**Figure content listings:**

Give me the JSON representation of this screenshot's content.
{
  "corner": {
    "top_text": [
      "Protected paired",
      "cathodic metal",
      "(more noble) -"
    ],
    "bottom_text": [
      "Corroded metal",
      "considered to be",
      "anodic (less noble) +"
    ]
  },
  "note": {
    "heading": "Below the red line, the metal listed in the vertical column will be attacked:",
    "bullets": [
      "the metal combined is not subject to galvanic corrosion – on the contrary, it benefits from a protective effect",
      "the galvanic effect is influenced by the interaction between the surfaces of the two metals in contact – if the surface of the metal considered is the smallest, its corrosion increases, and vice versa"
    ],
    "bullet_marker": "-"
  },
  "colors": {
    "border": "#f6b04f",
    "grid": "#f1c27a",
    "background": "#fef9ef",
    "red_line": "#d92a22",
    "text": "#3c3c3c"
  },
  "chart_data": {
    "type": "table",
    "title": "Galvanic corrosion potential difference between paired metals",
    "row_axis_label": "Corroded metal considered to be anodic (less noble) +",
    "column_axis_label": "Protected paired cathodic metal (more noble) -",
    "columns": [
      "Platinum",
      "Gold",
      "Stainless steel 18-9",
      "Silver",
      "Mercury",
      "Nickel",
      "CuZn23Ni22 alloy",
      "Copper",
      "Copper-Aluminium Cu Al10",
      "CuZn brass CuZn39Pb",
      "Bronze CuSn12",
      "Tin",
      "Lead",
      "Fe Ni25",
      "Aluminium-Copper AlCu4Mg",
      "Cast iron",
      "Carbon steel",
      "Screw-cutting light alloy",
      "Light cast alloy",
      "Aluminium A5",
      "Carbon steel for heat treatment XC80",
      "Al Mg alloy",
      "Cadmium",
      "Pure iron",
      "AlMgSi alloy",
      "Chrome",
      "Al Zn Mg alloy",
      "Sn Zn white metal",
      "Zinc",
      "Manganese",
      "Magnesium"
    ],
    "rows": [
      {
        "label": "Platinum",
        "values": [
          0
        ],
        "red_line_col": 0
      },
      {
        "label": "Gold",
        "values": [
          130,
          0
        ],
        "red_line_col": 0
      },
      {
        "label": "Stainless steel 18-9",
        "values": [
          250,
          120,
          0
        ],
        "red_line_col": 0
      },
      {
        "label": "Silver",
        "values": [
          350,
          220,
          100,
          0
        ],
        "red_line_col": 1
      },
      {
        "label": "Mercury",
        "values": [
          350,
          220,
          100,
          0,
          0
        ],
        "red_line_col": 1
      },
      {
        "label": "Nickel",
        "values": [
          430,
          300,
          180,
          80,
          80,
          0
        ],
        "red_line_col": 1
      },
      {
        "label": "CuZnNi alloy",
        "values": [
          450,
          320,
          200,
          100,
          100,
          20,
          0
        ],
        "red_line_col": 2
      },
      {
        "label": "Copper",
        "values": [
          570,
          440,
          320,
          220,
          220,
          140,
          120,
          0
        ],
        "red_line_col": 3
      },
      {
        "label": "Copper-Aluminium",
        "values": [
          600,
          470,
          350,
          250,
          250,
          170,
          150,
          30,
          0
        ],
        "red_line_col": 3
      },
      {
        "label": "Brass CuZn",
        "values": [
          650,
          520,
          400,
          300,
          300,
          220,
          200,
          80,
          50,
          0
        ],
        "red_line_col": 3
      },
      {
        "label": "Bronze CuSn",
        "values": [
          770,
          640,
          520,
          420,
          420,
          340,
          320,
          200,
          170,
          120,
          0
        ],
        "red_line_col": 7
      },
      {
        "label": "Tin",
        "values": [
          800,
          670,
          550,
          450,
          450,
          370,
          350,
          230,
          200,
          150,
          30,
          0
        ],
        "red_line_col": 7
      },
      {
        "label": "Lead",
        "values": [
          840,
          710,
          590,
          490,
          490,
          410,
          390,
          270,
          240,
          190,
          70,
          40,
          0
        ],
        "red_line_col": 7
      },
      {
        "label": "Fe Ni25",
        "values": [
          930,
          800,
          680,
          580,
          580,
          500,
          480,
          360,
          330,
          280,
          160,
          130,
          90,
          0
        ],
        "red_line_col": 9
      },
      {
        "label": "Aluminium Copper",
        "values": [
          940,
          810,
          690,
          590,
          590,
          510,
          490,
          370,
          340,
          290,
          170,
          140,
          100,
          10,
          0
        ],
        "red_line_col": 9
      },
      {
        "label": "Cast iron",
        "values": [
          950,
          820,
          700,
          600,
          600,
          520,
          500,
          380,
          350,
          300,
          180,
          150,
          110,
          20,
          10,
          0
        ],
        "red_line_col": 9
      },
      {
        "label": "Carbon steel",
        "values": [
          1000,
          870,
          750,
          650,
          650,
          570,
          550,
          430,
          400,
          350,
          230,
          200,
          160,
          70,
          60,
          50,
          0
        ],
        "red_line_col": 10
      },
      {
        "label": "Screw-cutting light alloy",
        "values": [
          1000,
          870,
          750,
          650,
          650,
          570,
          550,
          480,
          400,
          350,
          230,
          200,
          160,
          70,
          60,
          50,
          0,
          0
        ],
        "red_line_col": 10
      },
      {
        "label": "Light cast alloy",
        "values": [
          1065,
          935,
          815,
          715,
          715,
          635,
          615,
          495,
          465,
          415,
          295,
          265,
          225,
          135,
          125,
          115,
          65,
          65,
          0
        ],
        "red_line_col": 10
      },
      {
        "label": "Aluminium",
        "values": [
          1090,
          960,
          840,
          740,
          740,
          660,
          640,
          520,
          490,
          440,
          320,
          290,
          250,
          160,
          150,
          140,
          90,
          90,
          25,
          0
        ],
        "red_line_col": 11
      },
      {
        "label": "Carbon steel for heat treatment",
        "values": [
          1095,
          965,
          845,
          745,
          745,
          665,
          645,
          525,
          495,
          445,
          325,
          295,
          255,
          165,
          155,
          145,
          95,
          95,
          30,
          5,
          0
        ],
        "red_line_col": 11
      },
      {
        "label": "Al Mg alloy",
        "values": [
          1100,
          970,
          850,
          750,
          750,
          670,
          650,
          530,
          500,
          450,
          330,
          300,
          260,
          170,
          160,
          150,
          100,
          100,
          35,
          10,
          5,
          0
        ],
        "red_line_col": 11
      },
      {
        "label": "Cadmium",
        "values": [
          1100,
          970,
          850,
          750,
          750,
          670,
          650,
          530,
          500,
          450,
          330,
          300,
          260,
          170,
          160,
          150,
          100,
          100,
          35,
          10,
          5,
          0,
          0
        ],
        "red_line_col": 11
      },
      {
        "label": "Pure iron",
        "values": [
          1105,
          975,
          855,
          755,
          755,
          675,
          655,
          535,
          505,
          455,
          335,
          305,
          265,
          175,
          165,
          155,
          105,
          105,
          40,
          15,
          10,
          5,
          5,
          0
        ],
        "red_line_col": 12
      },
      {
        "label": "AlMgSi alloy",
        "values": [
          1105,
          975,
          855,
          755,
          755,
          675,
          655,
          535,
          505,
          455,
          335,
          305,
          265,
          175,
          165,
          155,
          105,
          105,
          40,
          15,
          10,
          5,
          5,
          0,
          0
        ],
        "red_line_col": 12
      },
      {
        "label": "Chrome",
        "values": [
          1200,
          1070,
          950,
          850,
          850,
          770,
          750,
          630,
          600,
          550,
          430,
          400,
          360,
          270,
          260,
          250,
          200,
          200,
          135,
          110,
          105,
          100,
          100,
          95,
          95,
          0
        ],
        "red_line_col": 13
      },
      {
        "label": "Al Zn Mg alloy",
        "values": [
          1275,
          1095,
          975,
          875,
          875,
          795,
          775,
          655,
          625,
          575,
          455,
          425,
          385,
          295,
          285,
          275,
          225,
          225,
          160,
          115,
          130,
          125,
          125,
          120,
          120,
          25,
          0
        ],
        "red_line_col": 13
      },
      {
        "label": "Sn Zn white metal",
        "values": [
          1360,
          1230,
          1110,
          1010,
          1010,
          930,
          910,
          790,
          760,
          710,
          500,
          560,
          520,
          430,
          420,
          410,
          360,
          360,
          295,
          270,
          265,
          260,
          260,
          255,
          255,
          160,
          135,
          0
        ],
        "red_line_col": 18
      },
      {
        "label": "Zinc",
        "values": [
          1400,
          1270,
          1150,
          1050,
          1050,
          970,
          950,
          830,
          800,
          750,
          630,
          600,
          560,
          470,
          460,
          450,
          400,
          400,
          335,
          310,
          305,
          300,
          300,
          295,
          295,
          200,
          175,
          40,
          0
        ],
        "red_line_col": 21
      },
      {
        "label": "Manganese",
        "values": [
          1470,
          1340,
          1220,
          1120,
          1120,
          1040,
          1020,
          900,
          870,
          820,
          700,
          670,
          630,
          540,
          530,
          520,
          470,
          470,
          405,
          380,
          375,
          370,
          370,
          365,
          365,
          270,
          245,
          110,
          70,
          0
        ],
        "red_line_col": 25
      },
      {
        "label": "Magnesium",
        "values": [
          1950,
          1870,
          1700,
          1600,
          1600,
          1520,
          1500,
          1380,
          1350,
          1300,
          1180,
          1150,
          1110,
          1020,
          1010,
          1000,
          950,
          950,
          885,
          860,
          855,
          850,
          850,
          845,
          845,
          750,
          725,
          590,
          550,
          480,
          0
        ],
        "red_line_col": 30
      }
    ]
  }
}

**Short exercise:** Using the listing above, pull out all lines that hold the word "cutting".

**Result for this exercise:**
      "Screw-cutting light alloy",
        "label": "Screw-cutting light alloy",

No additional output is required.